--- WHAT IS EXPECTED ---
Check each line of the records below and collect those holding "name".

--- BEGIN LISTED RECORDS ---

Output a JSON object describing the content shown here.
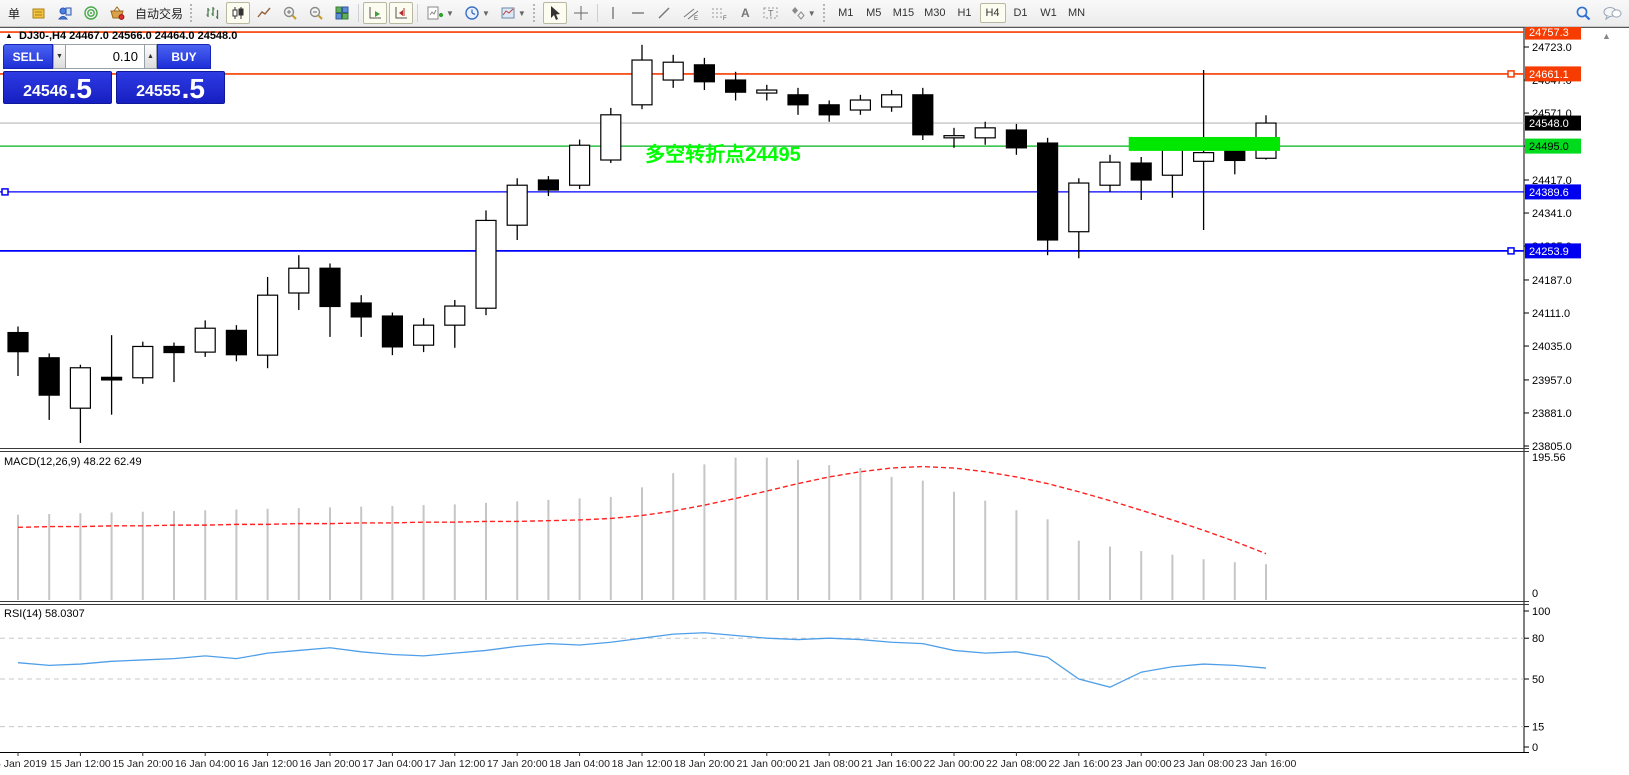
{
  "toolbar": {
    "order_label": "单",
    "autotrade_label": "自动交易",
    "timeframes": [
      "M1",
      "M5",
      "M15",
      "M30",
      "H1",
      "H4",
      "D1",
      "W1",
      "MN"
    ],
    "active_timeframe": "H4"
  },
  "trade_panel": {
    "sell_label": "SELL",
    "buy_label": "BUY",
    "volume": "0.10",
    "sell_price_main": "24546",
    "sell_price_big": ".5",
    "buy_price_main": "24555",
    "buy_price_big": ".5"
  },
  "chart_header": {
    "marker": "▲",
    "symbol": "DJ30-,H4",
    "ohlc": "24467.0 24566.0 24464.0 24548.0"
  },
  "indicator_labels": {
    "macd": "MACD(12,26,9) 48.22 62.49",
    "rsi": "RSI(14) 58.0307"
  },
  "chart_data": {
    "type": "candlestick",
    "symbol": "DJ30-",
    "timeframe": "H4",
    "columns": [
      "time",
      "open",
      "high",
      "low",
      "close"
    ],
    "candles": [
      [
        "15 Jan 04:00",
        24066,
        24080,
        23966,
        24022
      ],
      [
        "15 Jan 08:00",
        24008,
        24018,
        23865,
        23922
      ],
      [
        "15 Jan 12:00",
        23892,
        23992,
        23812,
        23985
      ],
      [
        "15 Jan 16:00",
        23963,
        24060,
        23877,
        23957
      ],
      [
        "15 Jan 20:00",
        23962,
        24045,
        23948,
        24034
      ],
      [
        "16 Jan 00:00",
        24034,
        24043,
        23952,
        24020
      ],
      [
        "16 Jan 04:00",
        24021,
        24094,
        24010,
        24076
      ],
      [
        "16 Jan 08:00",
        24071,
        24083,
        24000,
        24015
      ],
      [
        "16 Jan 12:00",
        24014,
        24194,
        23984,
        24152
      ],
      [
        "16 Jan 16:00",
        24157,
        24244,
        24118,
        24214
      ],
      [
        "16 Jan 20:00",
        24214,
        24225,
        24056,
        24126
      ],
      [
        "17 Jan 00:00",
        24134,
        24152,
        24056,
        24102
      ],
      [
        "17 Jan 04:00",
        24104,
        24112,
        24014,
        24033
      ],
      [
        "17 Jan 08:00",
        24037,
        24099,
        24021,
        24083
      ],
      [
        "17 Jan 12:00",
        24083,
        24141,
        24031,
        24127
      ],
      [
        "17 Jan 16:00",
        24122,
        24347,
        24106,
        24324
      ],
      [
        "17 Jan 20:00",
        24313,
        24421,
        24279,
        24405
      ],
      [
        "18 Jan 00:00",
        24417,
        24426,
        24380,
        24394
      ],
      [
        "18 Jan 04:00",
        24405,
        24510,
        24396,
        24497
      ],
      [
        "18 Jan 08:00",
        24463,
        24583,
        24456,
        24567
      ],
      [
        "18 Jan 12:00",
        24590,
        24728,
        24580,
        24693
      ],
      [
        "18 Jan 16:00",
        24647,
        24705,
        24629,
        24688
      ],
      [
        "18 Jan 20:00",
        24682,
        24698,
        24624,
        24643
      ],
      [
        "19 Jan 00:00",
        24647,
        24666,
        24600,
        24619
      ],
      [
        "21 Jan 00:00",
        24617,
        24636,
        24600,
        24624
      ],
      [
        "21 Jan 04:00",
        24613,
        24629,
        24567,
        24590
      ],
      [
        "21 Jan 08:00",
        24590,
        24600,
        24551,
        24567
      ],
      [
        "21 Jan 12:00",
        24578,
        24613,
        24567,
        24601
      ],
      [
        "21 Jan 16:00",
        24585,
        24624,
        24574,
        24613
      ],
      [
        "21 Jan 20:00",
        24613,
        24629,
        24509,
        24521
      ],
      [
        "22 Jan 00:00",
        24514,
        24537,
        24491,
        24519
      ],
      [
        "22 Jan 04:00",
        24514,
        24551,
        24498,
        24537
      ],
      [
        "22 Jan 08:00",
        24532,
        24546,
        24475,
        24491
      ],
      [
        "22 Jan 12:00",
        24502,
        24514,
        24244,
        24279
      ],
      [
        "22 Jan 16:00",
        24298,
        24421,
        24237,
        24410
      ],
      [
        "22 Jan 20:00",
        24405,
        24475,
        24389,
        24458
      ],
      [
        "23 Jan 00:00",
        24456,
        24470,
        24371,
        24417
      ],
      [
        "23 Jan 04:00",
        24428,
        24498,
        24376,
        24486
      ],
      [
        "23 Jan 08:00",
        24460,
        24670,
        24302,
        24480
      ],
      [
        "23 Jan 12:00",
        24490,
        24502,
        24430,
        24462
      ],
      [
        "23 Jan 16:00",
        24467,
        24566,
        24464,
        24548
      ]
    ],
    "price_ticks": [
      24723.0,
      24647.0,
      24571.0,
      24495.0,
      24417.0,
      24341.0,
      24265.0,
      24187.0,
      24111.0,
      24035.0,
      23957.0,
      23881.0,
      23805.0
    ],
    "hlines": [
      {
        "price": 24757.3,
        "label": "24757.3",
        "line_color": "#f63c00",
        "badge_bg": "#f63c00",
        "badge_fg": "#ffffff",
        "width": 1.6,
        "handle": "none"
      },
      {
        "price": 24661.1,
        "label": "24661.1",
        "line_color": "#f63c00",
        "badge_bg": "#f63c00",
        "badge_fg": "#ffffff",
        "width": 1.6,
        "handle": "right"
      },
      {
        "price": 24548.0,
        "label": "24548.0",
        "line_color": "#b9b9b9",
        "badge_bg": "#000000",
        "badge_fg": "#ffffff",
        "width": 1.2,
        "handle": "none"
      },
      {
        "price": 24495.0,
        "label": "24495.0",
        "line_color": "#00b41e",
        "badge_bg": "#00db1e",
        "badge_fg": "#000000",
        "width": 1.2,
        "handle": "none"
      },
      {
        "price": 24389.6,
        "label": "24389.6",
        "line_color": "#0000ff",
        "badge_bg": "#0000f0",
        "badge_fg": "#ffffff",
        "width": 1.2,
        "handle": "left"
      },
      {
        "price": 24253.9,
        "label": "24253.9",
        "line_color": "#0000ff",
        "badge_bg": "#0000f0",
        "badge_fg": "#ffffff",
        "width": 1.8,
        "handle": "right"
      }
    ],
    "highlight_box": {
      "start_index": 35.6,
      "end_index": 40.45,
      "price_top": 24516,
      "price_bottom": 24484,
      "color": "#00e800"
    },
    "annotation": {
      "text": "多空转折点24495",
      "index": 20.1,
      "price": 24461,
      "color": "#00ff00",
      "font_size": 20
    },
    "macd": {
      "type": "histogram+line",
      "params": "12,26,9",
      "current_main": 48.22,
      "current_signal": 62.49,
      "scale_max": 195.56,
      "scale_min": 0,
      "hist_color": "#c6c6c6",
      "signal_color": "#ff2020",
      "histogram": [
        115,
        116,
        117,
        118,
        119,
        120,
        121,
        122,
        123,
        124,
        125,
        126,
        127,
        128,
        129,
        131,
        133,
        135,
        137,
        139,
        152,
        171,
        183,
        192,
        192,
        189,
        182,
        178,
        166,
        161,
        146,
        134,
        121,
        109,
        80,
        72,
        66,
        61,
        55,
        51,
        48.22
      ],
      "signal": [
        98,
        99,
        99,
        100,
        100,
        101,
        101,
        102,
        102,
        103,
        103,
        104,
        104,
        105,
        105,
        106,
        106,
        107,
        108,
        110,
        114,
        120,
        128,
        137,
        147,
        157,
        166,
        173,
        178,
        180,
        178,
        173,
        166,
        157,
        146,
        134,
        121,
        108,
        94,
        79,
        62.49
      ]
    },
    "rsi": {
      "type": "line",
      "period": 14,
      "current": 58.0307,
      "color": "#4f9fe8",
      "levels": [
        80,
        50,
        15
      ],
      "axis_labels": [
        100,
        80,
        50,
        15,
        0
      ],
      "values": [
        62,
        60,
        61,
        63,
        64,
        65,
        67,
        65,
        69,
        71,
        73,
        70,
        68,
        67,
        69,
        71,
        74,
        76,
        75,
        77,
        80,
        83,
        84,
        82,
        80,
        79,
        80,
        79,
        77,
        76,
        71,
        69,
        70,
        66,
        50,
        44,
        55,
        59,
        61,
        60,
        58.03
      ]
    },
    "time_labels": [
      "15 Jan 2019",
      "15 Jan 12:00",
      "15 Jan 20:00",
      "16 Jan 04:00",
      "16 Jan 12:00",
      "16 Jan 20:00",
      "17 Jan 04:00",
      "17 Jan 12:00",
      "17 Jan 20:00",
      "18 Jan 04:00",
      "18 Jan 12:00",
      "18 Jan 20:00",
      "21 Jan 00:00",
      "21 Jan 08:00",
      "21 Jan 16:00",
      "22 Jan 00:00",
      "22 Jan 08:00",
      "22 Jan 16:00",
      "23 Jan 00:00",
      "23 Jan 08:00",
      "23 Jan 16:00"
    ]
  }
}
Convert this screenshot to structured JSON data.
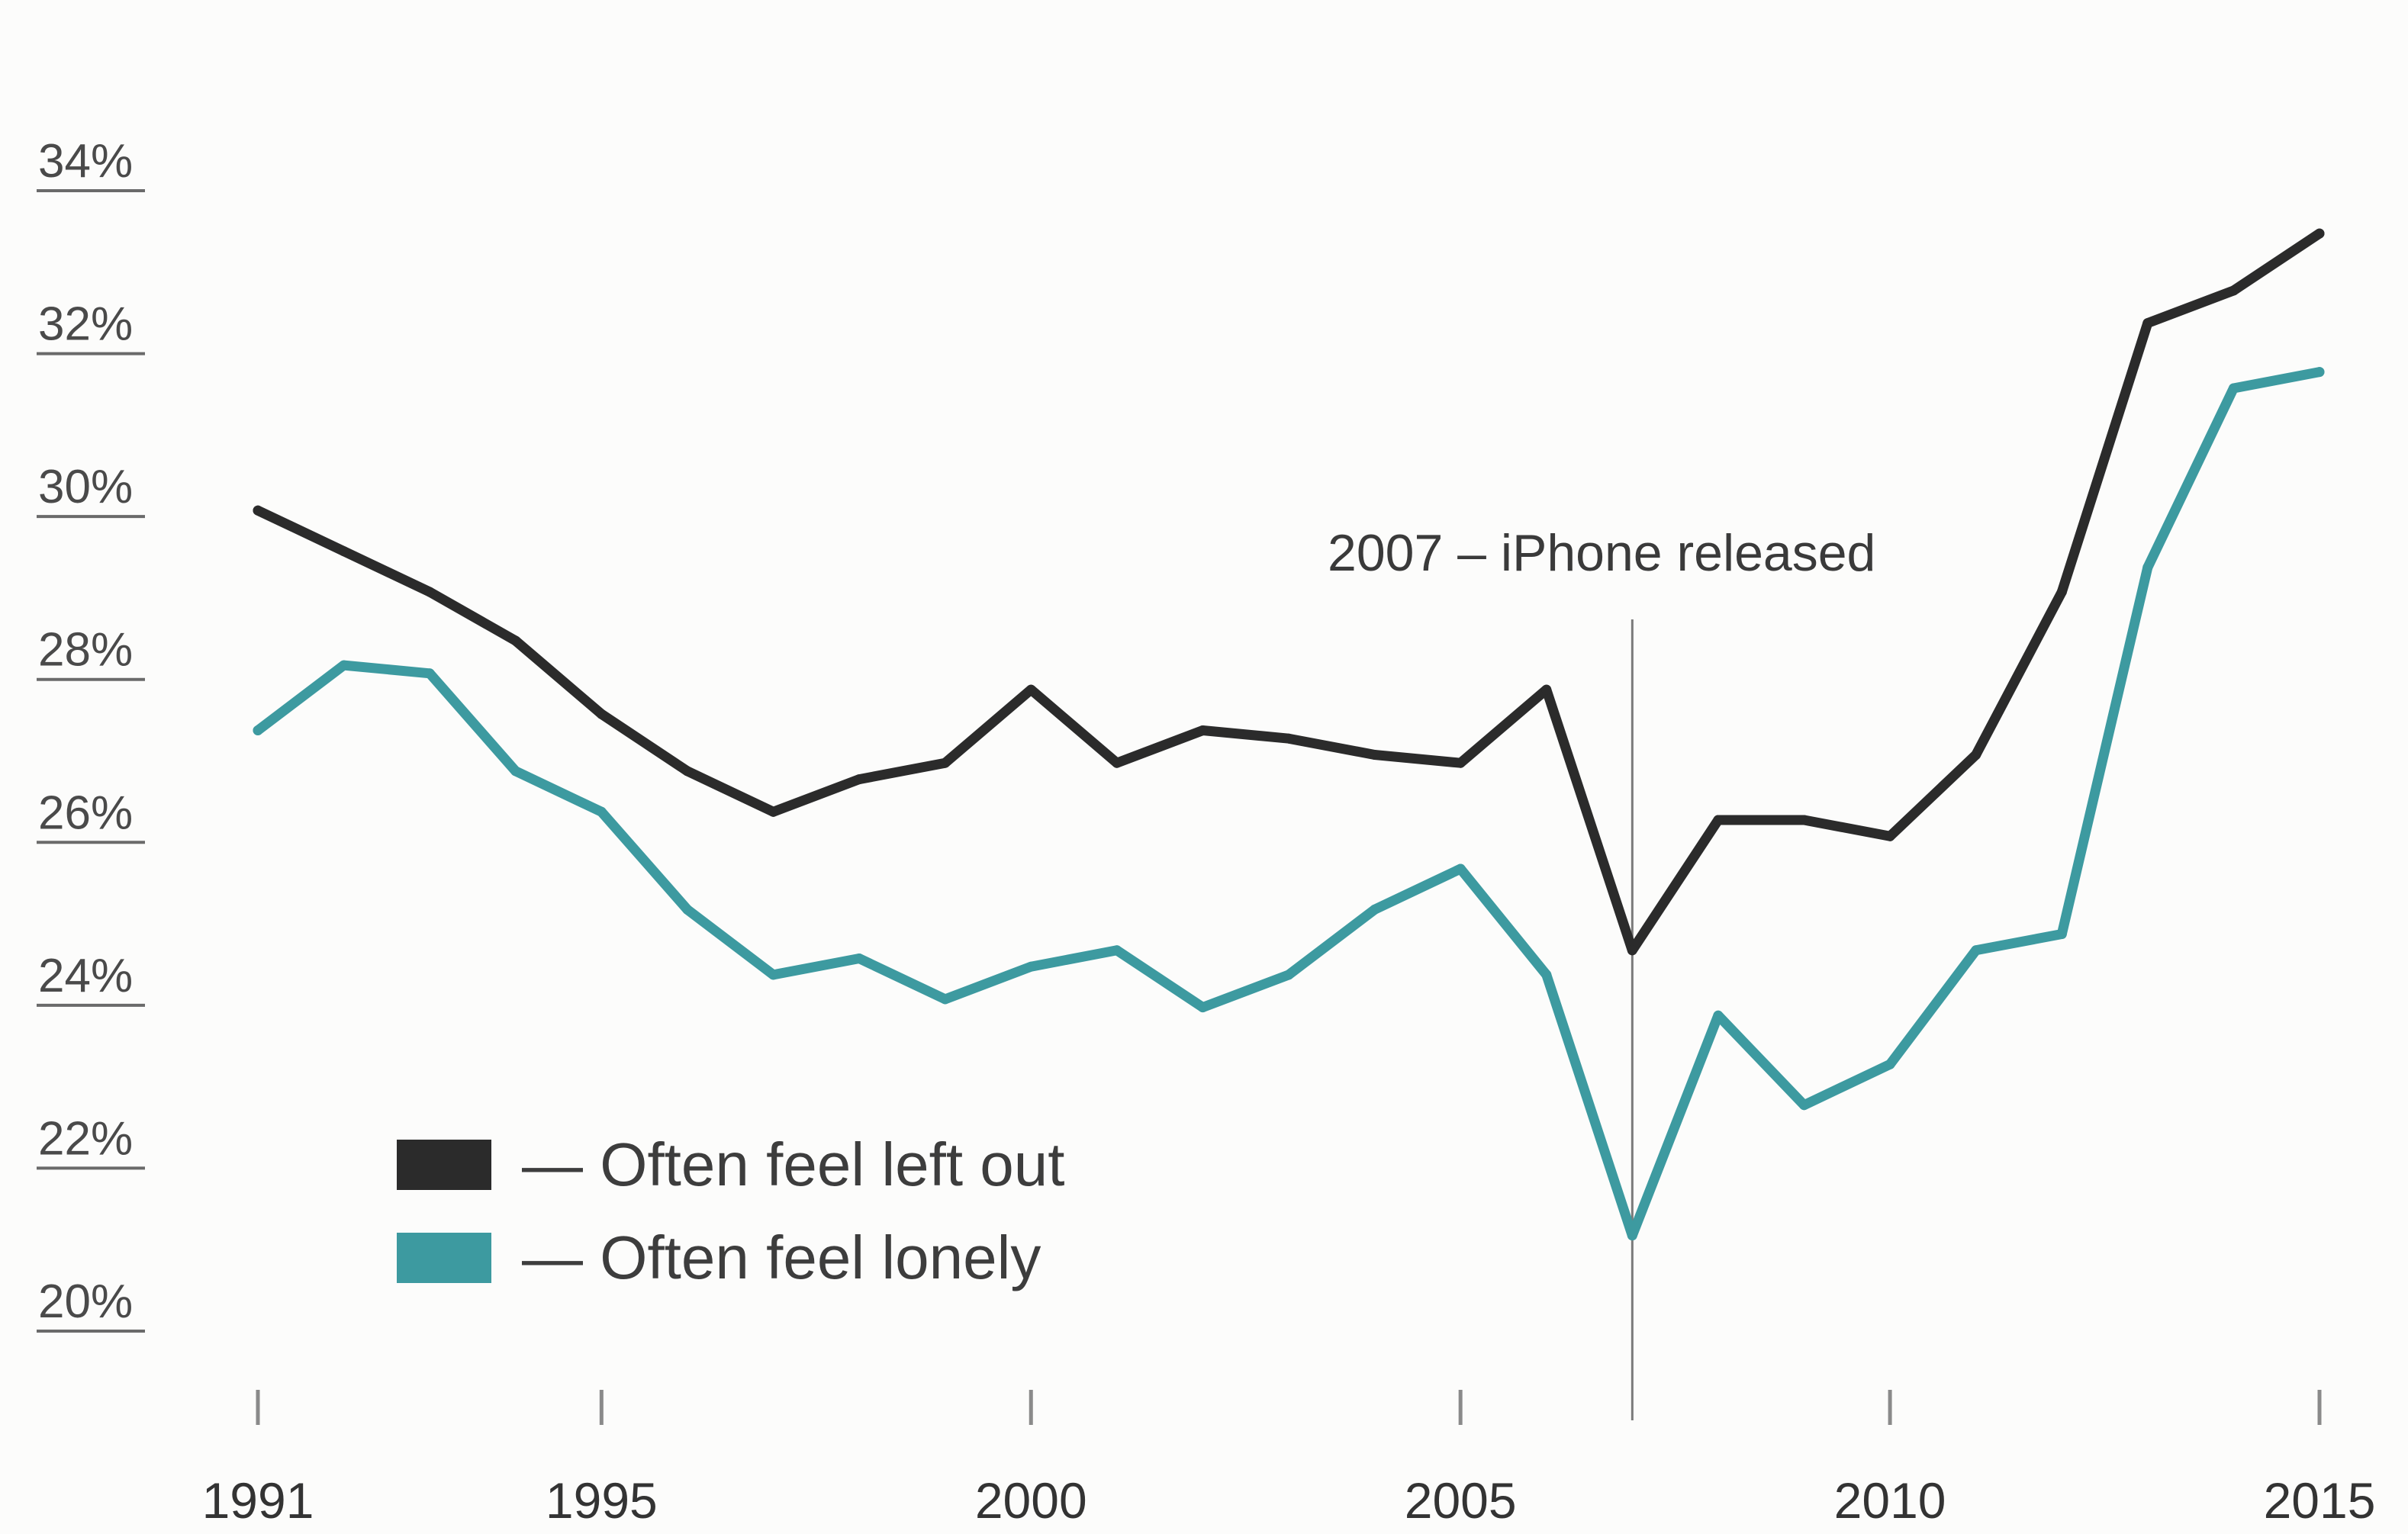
{
  "chart_data": {
    "type": "line",
    "title": "",
    "xlabel": "",
    "ylabel": "",
    "xlim": [
      1991,
      2015
    ],
    "ylim": [
      19,
      35
    ],
    "x_ticks": [
      1991,
      1995,
      2000,
      2005,
      2010,
      2015
    ],
    "x_tick_labels": [
      "1991",
      "1995",
      "2000",
      "2005",
      "2010",
      "2015"
    ],
    "y_ticks": [
      20,
      22,
      24,
      26,
      28,
      30,
      32,
      34
    ],
    "y_tick_labels": [
      "20%",
      "22%",
      "24%",
      "26%",
      "28%",
      "30%",
      "32%",
      "34%"
    ],
    "x": [
      1991,
      1992,
      1993,
      1994,
      1995,
      1996,
      1997,
      1998,
      1999,
      2000,
      2001,
      2002,
      2003,
      2004,
      2005,
      2006,
      2007,
      2008,
      2009,
      2010,
      2011,
      2012,
      2013,
      2014,
      2015
    ],
    "series": [
      {
        "name": "Often feel left out",
        "color": "#2b2b2b",
        "values": [
          29.7,
          29.2,
          28.7,
          28.1,
          27.2,
          26.5,
          26.0,
          26.4,
          26.6,
          27.5,
          26.6,
          27.0,
          26.9,
          26.7,
          26.6,
          27.5,
          24.3,
          25.9,
          25.9,
          25.7,
          26.7,
          28.7,
          32.0,
          32.4,
          33.1
        ]
      },
      {
        "name": "Often feel lonely",
        "color": "#3d9aa0",
        "values": [
          27.0,
          27.8,
          27.7,
          26.5,
          26.0,
          24.8,
          24.0,
          24.2,
          23.7,
          24.1,
          24.3,
          23.6,
          24.0,
          24.8,
          25.3,
          24.0,
          20.8,
          23.5,
          22.4,
          22.9,
          24.3,
          24.5,
          29.0,
          31.2,
          31.4
        ]
      }
    ],
    "annotation": {
      "x": 2007,
      "text": "2007 – iPhone released"
    },
    "legend": {
      "position": "bottom-left",
      "items": [
        {
          "label": "— Often feel left out",
          "color": "#2b2b2b"
        },
        {
          "label": "— Often feel lonely",
          "color": "#3d9aa0"
        }
      ]
    },
    "grid": false
  }
}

--- END LISTED RECORDS ---

--- ANSWER BELOW ---
        "name": "Often feel left out",
        "name": "Often feel lonely",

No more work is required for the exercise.